_LE TUE ISTRUZIONI_. Trascrivi per intero il brano su FM26, parola per parola e senza alcuna modifica.

_ESTRATTO DELLA FONTE_.
* * * * * * * * *
Nessuna rivoluzione.
Chi ha letto il post precedente l’ha già capito: non devo imparare un nuovo gioco, ma ammettere che forse non ho mai imparato davvero a giocare ai precedenti.
FM26 non stravolge, aiuta.
Semplifica, ordina, fa capire meglio le fasi di gioco e le istruzioni che servono per gestirle. Ti mostra in quali zone del campo certe istruzioni si attivano davvero e dove invece non contano nulla. Ti permette di entrare più nel dettaglio, capire cosa fare e — soprattutto — cosa non fare.
Ma il motore, il metodo restano gli stessi. E per fortuna.
Cambia la grafica, cambia la facciata. Ma il cuore è identico.
Sul 24 avevamo vari modi di vivere la partita:
- seduti in panchina, (partita intera)
- seduti in tribuna, (dettagliata)
- guardando 90° minuto, (estesa)
- guardando La Domenica Sportiva, (azioni chiave)
- ascoltato Tutto il calcio minuto per minuto, (solo commenti)
- o addirittura leggendo il giornale il giorno dopo, solo per scoprire il risultato. (risultato immediato)
Sul 26 hanno aggiunto anche una versione “Quelli che il calcio” la Dynamic Mode.
* * * * * * * * *
[Righe tratte da un dataset]
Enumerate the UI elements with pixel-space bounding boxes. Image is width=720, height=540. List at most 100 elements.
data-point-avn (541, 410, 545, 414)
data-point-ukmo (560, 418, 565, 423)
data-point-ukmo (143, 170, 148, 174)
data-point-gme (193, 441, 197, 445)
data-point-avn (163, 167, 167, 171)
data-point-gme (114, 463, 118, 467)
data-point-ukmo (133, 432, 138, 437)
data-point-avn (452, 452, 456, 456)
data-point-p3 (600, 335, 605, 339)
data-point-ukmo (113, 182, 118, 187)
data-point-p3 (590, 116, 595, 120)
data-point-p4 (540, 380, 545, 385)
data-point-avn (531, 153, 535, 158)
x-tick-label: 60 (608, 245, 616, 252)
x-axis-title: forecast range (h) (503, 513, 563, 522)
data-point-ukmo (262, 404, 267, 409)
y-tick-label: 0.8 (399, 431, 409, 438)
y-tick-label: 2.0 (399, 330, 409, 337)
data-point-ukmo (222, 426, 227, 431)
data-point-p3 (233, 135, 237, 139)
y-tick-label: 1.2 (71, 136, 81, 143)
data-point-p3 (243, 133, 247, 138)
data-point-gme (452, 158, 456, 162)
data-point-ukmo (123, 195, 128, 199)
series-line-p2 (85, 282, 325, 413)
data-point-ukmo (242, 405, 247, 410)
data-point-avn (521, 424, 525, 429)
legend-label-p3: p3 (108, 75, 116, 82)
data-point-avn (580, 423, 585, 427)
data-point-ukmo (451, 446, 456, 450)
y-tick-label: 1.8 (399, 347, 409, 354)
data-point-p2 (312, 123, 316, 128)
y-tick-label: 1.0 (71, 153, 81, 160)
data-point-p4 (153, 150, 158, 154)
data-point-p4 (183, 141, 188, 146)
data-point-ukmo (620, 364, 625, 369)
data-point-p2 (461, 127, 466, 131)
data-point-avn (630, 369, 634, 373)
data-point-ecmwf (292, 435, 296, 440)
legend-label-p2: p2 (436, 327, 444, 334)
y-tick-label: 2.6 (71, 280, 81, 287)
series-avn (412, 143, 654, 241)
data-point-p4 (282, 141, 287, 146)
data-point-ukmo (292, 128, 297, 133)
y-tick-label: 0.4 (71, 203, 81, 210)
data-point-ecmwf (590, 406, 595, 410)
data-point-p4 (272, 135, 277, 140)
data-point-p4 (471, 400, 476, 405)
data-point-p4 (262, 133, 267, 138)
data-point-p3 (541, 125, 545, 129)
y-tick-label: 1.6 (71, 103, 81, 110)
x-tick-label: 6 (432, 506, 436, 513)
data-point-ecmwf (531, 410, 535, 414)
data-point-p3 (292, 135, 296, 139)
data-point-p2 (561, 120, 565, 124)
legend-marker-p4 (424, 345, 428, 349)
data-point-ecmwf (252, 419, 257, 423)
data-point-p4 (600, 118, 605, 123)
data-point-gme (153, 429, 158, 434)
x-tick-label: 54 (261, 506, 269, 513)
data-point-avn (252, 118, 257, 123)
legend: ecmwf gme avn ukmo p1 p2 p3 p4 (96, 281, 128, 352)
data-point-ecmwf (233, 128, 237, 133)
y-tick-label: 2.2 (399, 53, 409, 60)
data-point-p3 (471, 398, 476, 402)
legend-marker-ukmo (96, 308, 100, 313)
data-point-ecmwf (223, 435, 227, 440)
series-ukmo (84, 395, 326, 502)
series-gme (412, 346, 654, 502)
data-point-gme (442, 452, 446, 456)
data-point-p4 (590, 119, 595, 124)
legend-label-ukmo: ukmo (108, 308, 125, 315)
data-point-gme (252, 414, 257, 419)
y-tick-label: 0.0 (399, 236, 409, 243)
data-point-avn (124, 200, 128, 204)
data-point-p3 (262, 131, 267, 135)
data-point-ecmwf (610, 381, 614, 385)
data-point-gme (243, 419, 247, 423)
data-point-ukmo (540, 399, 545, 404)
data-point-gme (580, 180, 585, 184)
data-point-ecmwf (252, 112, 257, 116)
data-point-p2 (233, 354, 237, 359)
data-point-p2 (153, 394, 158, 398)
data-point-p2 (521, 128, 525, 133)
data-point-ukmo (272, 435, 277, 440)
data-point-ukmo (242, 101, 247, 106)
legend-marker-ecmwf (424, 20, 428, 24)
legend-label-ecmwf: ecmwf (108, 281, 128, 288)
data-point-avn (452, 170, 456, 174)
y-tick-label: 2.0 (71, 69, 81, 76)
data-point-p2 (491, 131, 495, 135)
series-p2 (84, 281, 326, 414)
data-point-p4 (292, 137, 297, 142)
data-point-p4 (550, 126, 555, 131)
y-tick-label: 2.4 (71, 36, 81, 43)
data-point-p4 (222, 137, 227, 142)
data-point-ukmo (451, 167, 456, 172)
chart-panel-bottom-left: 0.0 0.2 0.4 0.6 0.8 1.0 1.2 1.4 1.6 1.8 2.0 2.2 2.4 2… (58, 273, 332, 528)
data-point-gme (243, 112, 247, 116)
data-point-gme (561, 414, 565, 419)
* * * * * * * * *
_RISPOSTA_.
Nessuna rivoluzione.
Chi ha letto il post precedente l’ha già capito: non devo imparare un nuovo gioco, ma ammettere che forse non ho mai imparato davvero a giocare ai precedenti.
FM26 non stravolge, aiuta.
Semplifica, ordina, fa capire meglio le fasi di gioco e le istruzioni che servono per gestirle. Ti mostra in quali zone del campo certe istruzioni si attivano davvero e dove invece non contano nulla. Ti permette di entrare più nel dettaglio, capire cosa fare e — soprattutto — cosa non fare.
Ma il motore, il metodo restano gli stessi. E per fortuna.
Cambia la grafica, cambia la facciata. Ma il cuore è identico.
Sul 24 avevamo vari modi di vivere la partita:
- seduti in panchina, (partita intera)
- seduti in tribuna, (dettagliata)
- guardando 90° minuto, (estesa)
- guardando La Domenica Sportiva, (azioni chiave)
- ascoltato Tutto il calcio minuto per minuto, (solo commenti)
- o addirittura leggendo il giornale il giorno dopo, solo per scoprire il risultato. (risultato immediato)
Sul 26 hanno aggiunto anche una versione “Quelli che il calcio” la Dynamic Mode.